◆ **Records supplied**:
■ ■ ■ ■

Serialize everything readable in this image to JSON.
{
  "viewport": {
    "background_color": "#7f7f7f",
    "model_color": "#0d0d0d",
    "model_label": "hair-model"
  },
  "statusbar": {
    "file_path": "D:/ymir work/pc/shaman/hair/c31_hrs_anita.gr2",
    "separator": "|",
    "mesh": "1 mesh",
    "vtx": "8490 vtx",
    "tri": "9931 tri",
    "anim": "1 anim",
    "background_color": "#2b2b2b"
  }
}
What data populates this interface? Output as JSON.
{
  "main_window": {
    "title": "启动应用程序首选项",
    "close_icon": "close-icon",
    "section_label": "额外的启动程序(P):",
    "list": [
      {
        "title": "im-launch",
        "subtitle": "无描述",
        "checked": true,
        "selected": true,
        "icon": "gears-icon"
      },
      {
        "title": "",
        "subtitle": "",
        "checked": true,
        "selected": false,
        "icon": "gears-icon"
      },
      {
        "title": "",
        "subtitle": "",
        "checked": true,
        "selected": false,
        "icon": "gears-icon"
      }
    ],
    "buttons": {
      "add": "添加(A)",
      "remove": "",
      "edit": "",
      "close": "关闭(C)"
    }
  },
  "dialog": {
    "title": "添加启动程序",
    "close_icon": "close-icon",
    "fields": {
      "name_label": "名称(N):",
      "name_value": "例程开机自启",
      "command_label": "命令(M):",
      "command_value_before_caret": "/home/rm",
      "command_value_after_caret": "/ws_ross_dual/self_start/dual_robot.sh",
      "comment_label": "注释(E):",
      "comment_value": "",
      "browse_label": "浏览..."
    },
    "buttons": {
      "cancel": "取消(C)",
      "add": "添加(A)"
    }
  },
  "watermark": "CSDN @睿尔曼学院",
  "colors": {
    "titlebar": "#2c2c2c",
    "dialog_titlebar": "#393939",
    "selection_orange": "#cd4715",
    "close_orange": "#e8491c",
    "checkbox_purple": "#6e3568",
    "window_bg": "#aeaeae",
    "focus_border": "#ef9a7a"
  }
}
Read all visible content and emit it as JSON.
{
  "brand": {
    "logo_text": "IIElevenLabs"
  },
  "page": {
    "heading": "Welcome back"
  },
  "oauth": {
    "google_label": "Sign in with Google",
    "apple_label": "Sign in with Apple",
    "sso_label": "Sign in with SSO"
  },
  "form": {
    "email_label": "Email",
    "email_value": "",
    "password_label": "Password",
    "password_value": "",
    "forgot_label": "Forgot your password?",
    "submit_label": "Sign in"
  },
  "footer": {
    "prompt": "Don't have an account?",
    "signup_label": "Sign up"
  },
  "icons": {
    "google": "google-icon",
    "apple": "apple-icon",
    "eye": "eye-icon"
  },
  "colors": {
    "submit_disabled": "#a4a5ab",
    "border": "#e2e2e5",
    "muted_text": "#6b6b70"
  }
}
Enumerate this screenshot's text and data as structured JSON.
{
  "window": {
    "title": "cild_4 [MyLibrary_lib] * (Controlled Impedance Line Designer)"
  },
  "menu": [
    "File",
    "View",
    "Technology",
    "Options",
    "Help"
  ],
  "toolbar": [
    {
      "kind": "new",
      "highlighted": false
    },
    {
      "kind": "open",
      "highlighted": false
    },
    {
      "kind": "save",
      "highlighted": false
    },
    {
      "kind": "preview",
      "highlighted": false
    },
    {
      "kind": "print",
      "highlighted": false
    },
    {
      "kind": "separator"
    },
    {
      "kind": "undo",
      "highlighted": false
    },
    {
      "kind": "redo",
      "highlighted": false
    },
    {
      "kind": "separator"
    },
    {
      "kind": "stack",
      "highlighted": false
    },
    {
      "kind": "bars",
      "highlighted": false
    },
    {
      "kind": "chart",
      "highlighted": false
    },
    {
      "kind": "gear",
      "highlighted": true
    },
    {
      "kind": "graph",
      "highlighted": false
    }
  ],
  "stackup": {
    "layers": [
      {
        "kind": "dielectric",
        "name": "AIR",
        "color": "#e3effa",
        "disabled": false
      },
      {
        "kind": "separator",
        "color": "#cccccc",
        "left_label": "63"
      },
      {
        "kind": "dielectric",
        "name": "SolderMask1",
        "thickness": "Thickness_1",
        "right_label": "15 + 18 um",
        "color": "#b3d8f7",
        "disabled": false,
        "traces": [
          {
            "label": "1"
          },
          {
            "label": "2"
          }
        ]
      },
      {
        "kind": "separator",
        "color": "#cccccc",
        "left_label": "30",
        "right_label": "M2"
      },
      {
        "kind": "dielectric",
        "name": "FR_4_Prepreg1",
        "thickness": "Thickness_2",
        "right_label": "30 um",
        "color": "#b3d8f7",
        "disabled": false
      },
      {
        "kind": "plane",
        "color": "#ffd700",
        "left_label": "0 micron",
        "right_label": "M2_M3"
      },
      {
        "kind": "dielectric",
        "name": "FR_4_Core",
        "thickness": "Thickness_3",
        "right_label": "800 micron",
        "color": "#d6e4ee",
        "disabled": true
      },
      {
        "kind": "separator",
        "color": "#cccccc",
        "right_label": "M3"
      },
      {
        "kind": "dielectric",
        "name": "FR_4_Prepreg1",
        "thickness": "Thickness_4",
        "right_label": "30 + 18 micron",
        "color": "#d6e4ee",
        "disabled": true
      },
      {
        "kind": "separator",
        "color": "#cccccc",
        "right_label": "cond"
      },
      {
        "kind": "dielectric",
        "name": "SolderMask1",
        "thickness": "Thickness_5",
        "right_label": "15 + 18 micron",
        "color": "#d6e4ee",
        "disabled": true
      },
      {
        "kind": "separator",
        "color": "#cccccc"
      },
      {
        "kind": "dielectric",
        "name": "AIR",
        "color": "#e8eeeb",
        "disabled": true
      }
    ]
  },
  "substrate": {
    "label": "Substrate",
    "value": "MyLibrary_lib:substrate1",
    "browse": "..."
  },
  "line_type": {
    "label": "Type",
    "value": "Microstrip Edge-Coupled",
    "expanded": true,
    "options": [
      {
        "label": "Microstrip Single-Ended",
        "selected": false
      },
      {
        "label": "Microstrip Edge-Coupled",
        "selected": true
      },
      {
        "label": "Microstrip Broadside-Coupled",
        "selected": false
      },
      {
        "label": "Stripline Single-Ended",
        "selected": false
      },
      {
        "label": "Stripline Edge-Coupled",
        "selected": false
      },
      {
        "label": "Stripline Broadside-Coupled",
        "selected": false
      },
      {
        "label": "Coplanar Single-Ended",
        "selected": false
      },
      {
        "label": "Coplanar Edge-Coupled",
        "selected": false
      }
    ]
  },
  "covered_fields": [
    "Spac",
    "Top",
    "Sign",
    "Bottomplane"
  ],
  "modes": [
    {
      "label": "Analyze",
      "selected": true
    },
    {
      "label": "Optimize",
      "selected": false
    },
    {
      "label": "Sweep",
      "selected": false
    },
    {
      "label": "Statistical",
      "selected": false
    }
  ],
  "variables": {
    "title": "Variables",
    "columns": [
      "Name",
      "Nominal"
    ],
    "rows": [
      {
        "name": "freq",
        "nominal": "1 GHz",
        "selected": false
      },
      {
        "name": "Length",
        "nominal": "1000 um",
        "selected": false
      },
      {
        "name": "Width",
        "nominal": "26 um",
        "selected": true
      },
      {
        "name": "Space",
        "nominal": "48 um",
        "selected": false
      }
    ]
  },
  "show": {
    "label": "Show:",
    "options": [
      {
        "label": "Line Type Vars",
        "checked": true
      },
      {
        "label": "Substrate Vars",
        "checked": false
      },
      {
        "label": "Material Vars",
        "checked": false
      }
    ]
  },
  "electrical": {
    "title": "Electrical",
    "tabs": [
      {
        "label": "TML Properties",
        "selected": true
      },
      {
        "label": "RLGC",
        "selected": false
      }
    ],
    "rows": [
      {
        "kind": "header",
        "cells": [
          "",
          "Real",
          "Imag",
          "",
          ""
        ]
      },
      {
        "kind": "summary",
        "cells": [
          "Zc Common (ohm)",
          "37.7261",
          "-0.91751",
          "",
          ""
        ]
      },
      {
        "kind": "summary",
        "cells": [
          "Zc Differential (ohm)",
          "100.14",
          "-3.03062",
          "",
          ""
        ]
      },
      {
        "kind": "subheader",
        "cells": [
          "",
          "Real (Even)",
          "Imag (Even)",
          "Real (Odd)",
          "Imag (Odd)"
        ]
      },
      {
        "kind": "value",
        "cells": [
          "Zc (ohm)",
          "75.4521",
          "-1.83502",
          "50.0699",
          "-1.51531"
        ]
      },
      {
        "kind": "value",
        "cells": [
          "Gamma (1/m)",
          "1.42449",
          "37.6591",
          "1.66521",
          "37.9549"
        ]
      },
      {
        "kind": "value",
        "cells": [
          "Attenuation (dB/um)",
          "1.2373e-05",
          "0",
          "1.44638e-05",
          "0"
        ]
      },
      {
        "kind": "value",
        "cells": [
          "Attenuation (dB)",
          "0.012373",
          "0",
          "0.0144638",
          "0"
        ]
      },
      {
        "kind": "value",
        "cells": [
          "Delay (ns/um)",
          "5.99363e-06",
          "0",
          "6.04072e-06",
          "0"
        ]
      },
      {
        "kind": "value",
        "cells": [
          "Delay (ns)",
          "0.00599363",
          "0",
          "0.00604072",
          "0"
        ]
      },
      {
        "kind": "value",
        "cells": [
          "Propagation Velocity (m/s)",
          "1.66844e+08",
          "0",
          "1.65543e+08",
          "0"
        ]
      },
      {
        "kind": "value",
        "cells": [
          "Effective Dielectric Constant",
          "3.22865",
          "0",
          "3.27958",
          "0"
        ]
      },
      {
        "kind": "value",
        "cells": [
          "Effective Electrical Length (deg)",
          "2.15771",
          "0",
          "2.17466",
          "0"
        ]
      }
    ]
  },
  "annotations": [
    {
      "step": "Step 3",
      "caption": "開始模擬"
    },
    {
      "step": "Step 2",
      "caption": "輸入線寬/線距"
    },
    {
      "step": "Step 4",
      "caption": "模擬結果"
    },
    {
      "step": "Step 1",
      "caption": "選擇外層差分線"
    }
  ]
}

■ ■ ■ ■

How many lines in the listing contain "Stripline"? Answer with the number alone.

3